→ **SELECTED TEXT**
# Treestand concealment (cheap and easy)



## BowmanPa (Oct 26, 2006)

AdvanTimberLou said:


> No these are not homemade Jim Posten stabilizers. :grin:
> 
> They are 1" PVC pipe with 5/8" holes drilled with a spade bit staggered down the length of the pipe. You can paint the tubes if you want.
> 
> ...


Can't wait to see what they look like finished.


----------



## RJPOUTDOORS (Jun 2, 2009)

I like your idea, I was going to drill pvc pipe and screw it to the stand but did not like the idea of drilling into my stands. You have helped me a great deal thanks for the post.


----------



## XzyluM (Nov 19, 2008)

Very cool idea. Should work great for concealment.


----------



## goathollow (Jun 18, 2008)

cool idea but why not just zip tie the branches right to the ladder stand and skip using the pvc pipe?


----------



## bcbow1971 (Oct 24, 2007)

Take you some old artificial Christmas tree branches and insert them and also wrap your ladder, if you use a ladder stand, with them and you can clean them and make them scent free.


----------



## wbhinton (May 6, 2008)

I like this idea!

I have always hated how exposed I feel hangin on the side of a tree.


----------



## red44 (Apr 11, 2005)

Nice Lou.
For lock-ons we wire-tie white oak or pine braches to the underside of the platform. Looks like a big bird nest! :teeth:


----------



## AdvanTimberLou (Aug 8, 2005)

goathollow said:


> cool idea but why not just zip tie the branches right to the ladder stand and skip using the pvc pipe?


I thought of that but this way, you put 2 zip-ties per tube and have various holes to stick the branches in.

Plus with most platforms its hard to get the angle you want it to stick up and stay position. Tried it in the past with no luck. This way you can whittle the branch to fit the PVC holes and hold them snuggly.

Plus this way the tube on the side of the platform does not take away any of your foot room either.

→ **TASKS TO COMPLETE**
**A.** In the treestand concealment thread, why does AdvanTimberLou mount the branches in PVC tubes instead of zip-tying them straight to the ladder stand? Answer in one to three sentences.
**B.** Pick up the treestand concealment thread after its final post and write the next reply.

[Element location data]
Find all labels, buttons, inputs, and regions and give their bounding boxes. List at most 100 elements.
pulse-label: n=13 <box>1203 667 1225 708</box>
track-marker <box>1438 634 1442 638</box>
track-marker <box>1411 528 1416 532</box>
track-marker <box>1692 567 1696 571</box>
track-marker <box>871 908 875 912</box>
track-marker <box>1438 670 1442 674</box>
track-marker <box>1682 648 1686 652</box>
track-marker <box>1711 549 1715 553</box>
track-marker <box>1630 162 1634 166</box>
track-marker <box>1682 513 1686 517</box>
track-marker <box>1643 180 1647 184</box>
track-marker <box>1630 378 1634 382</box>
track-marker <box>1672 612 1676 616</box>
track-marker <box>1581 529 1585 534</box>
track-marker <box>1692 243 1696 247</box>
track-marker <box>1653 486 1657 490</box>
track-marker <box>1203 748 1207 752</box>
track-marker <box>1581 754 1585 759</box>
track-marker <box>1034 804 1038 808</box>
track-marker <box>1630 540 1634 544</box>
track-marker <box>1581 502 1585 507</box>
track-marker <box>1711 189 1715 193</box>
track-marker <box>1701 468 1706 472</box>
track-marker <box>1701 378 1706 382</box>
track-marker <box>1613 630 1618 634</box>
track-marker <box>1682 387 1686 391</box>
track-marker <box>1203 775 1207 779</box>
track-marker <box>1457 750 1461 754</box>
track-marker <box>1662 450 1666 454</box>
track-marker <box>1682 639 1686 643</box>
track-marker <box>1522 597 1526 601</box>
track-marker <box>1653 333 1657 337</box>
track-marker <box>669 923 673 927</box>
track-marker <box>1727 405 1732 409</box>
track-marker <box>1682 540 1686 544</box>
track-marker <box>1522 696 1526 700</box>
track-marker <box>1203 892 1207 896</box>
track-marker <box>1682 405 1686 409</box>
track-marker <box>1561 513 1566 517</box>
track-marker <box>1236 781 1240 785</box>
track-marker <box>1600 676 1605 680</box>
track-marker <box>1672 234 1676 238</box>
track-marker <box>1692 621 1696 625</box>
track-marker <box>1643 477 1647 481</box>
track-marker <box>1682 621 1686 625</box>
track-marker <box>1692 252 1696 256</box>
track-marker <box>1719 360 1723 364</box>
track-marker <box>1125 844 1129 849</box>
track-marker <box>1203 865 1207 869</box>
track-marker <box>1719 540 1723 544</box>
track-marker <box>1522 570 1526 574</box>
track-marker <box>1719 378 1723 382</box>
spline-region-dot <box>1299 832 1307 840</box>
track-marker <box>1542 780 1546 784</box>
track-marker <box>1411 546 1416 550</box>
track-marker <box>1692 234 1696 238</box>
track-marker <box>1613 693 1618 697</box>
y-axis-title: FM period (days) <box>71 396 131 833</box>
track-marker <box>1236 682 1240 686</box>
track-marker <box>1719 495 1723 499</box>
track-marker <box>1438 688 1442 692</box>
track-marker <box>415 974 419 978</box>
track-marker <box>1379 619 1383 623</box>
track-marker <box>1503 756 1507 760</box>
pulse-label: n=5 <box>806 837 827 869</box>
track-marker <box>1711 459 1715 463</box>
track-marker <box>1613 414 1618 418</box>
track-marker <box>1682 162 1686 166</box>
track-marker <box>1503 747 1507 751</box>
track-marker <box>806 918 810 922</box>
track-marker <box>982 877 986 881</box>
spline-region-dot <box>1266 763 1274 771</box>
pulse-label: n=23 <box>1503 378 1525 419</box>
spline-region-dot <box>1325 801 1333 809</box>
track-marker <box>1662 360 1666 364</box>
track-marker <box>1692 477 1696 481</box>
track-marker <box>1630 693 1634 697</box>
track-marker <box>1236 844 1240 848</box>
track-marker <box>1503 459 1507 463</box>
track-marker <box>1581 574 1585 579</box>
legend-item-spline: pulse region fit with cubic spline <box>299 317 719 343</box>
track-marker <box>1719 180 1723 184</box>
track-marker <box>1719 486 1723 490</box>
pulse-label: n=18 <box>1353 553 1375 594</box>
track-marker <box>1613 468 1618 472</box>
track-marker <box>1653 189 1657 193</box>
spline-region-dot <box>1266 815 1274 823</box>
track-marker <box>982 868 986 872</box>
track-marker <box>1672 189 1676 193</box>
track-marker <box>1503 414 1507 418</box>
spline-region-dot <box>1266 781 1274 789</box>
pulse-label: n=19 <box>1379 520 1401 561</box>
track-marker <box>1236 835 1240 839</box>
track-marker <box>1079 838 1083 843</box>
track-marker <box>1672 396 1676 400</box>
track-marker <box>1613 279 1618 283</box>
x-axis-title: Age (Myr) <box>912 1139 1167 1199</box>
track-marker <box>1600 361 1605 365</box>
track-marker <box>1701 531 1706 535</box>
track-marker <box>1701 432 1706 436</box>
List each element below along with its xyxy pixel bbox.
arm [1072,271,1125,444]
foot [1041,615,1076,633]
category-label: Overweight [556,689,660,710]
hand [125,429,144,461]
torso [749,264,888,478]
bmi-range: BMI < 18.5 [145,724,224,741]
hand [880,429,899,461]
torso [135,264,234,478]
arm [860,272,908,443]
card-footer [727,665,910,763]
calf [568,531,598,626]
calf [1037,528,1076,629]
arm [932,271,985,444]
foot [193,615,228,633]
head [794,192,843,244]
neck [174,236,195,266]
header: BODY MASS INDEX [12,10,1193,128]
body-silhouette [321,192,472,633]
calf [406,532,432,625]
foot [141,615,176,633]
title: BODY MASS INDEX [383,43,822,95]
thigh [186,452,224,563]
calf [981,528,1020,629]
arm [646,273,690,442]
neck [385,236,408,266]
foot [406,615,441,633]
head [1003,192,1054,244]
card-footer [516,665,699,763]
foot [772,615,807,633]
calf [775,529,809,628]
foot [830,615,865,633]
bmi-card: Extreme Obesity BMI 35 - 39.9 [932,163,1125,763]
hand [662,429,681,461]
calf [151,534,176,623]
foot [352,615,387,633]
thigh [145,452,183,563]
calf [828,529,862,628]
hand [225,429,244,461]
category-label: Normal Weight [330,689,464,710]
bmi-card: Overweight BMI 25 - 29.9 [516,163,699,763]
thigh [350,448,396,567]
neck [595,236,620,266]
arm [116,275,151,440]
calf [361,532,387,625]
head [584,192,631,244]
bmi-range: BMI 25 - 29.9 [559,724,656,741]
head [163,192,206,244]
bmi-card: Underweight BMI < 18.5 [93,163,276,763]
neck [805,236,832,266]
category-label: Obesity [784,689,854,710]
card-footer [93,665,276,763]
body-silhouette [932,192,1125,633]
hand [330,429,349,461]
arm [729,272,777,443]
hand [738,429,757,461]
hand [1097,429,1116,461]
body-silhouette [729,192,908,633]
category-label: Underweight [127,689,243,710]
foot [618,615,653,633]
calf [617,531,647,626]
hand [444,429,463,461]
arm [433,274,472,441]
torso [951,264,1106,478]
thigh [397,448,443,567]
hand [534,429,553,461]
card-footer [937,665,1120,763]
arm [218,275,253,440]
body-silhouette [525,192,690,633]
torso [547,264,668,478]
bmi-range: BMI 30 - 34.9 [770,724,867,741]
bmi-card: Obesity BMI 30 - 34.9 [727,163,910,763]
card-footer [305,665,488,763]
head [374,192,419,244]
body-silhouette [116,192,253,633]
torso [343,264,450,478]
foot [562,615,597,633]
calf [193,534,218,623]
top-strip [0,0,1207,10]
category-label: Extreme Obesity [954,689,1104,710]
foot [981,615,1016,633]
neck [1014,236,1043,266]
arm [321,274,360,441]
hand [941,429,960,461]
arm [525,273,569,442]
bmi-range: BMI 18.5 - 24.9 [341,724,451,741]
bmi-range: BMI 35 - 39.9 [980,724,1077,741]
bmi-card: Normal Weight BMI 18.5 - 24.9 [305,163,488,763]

→ **ANSWER LIST**
**A.** Each tube needs only two zip-ties and has many holes, and a branch can be whittled to fit a hole snugly. On most platforms it is hard to get a branch tied directly to the stand to stick up at the right angle and stay there, and he had tried that before without success. A tube on the side of the platform also leaves all the foot room free.

**B.**
----------



## AdvanTimberLou (Aug 8, 2005)

BTW: Companies do make these holders for your stand along with fake branches. Once you see the prices, you will like this cheap alternative! :wink:


----------



## PA3-DArcher4 (Nov 5, 2008)

that's a fine idea, i like it!


----------



## RJPOUTDOORS (Jun 2, 2009)

After reading this earlier today I ended up making a couple of them after work in the shop. They work great and just in time we start hanging stands tommorw moring. Thanks for the tip.


----------



## AdvanTimberLou (Aug 8, 2005)

RJPOUTDOORS said:


> After reading this earlier today I ended up making a couple of them after work in the shop. They work great and just in time we start hanging stands tommorw moring. Thanks for the tip.


Glad your putting it to use. As soon as I made my set I wanted to post it on here with a picture to give others an idea on a simple design that may help their hunt.

Have fun hanging stands!


----------



## buckmark1 (Mar 18, 2004)

*Good thinking*

I like it. Nice idea, I think I will give it a try.


----------



## djmbow (Jul 26, 2006)

I started using this concept a couple of years ago, because I wanted better background cover for some of my stands.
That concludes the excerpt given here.